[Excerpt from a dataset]
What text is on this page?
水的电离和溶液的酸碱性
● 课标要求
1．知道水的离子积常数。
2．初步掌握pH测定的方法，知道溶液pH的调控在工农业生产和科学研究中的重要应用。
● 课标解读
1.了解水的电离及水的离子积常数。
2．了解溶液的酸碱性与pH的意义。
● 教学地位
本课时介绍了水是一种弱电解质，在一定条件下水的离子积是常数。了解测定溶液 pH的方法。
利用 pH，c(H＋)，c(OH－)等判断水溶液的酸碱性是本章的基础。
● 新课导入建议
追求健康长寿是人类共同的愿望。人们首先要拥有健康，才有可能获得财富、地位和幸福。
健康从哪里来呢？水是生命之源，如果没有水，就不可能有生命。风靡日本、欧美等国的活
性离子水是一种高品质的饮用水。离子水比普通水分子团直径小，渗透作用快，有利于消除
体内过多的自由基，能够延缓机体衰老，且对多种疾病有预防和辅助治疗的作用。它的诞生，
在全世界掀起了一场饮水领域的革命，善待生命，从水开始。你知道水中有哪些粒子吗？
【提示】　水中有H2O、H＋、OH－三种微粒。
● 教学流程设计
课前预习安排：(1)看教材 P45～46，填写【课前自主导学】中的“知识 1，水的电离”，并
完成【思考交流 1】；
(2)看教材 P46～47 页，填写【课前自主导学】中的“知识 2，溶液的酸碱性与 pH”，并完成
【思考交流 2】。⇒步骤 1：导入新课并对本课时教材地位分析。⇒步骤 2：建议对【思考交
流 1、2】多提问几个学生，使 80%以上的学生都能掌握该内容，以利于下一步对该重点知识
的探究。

**WORK REQUIRED**
Retype the records in full. Keep every line identical to the original.

**THE ANSWER**
What text is on this page?
水的电离和溶液的酸碱性
● 课标要求
1．知道水的离子积常数。
2．初步掌握pH测定的方法，知道溶液pH的调控在工农业生产和科学研究中的重要应用。
● 课标解读
1.了解水的电离及水的离子积常数。
2．了解溶液的酸碱性与pH的意义。
● 教学地位
本课时介绍了水是一种弱电解质，在一定条件下水的离子积是常数。了解测定溶液 pH的方法。
利用 pH，c(H＋)，c(OH－)等判断水溶液的酸碱性是本章的基础。
● 新课导入建议
追求健康长寿是人类共同的愿望。人们首先要拥有健康，才有可能获得财富、地位和幸福。
健康从哪里来呢？水是生命之源，如果没有水，就不可能有生命。风靡日本、欧美等国的活
性离子水是一种高品质的饮用水。离子水比普通水分子团直径小，渗透作用快，有利于消除
体内过多的自由基，能够延缓机体衰老，且对多种疾病有预防和辅助治疗的作用。它的诞生，
在全世界掀起了一场饮水领域的革命，善待生命，从水开始。你知道水中有哪些粒子吗？
【提示】　水中有H2O、H＋、OH－三种微粒。
● 教学流程设计
课前预习安排：(1)看教材 P45～46，填写【课前自主导学】中的“知识 1，水的电离”，并
完成【思考交流 1】；
(2)看教材 P46～47 页，填写【课前自主导学】中的“知识 2，溶液的酸碱性与 pH”，并完成
【思考交流 2】。⇒步骤 1：导入新课并对本课时教材地位分析。⇒步骤 2：建议对【思考交
流 1、2】多提问几个学生，使 80%以上的学生都能掌握该内容，以利于下一步对该重点知识
的探究。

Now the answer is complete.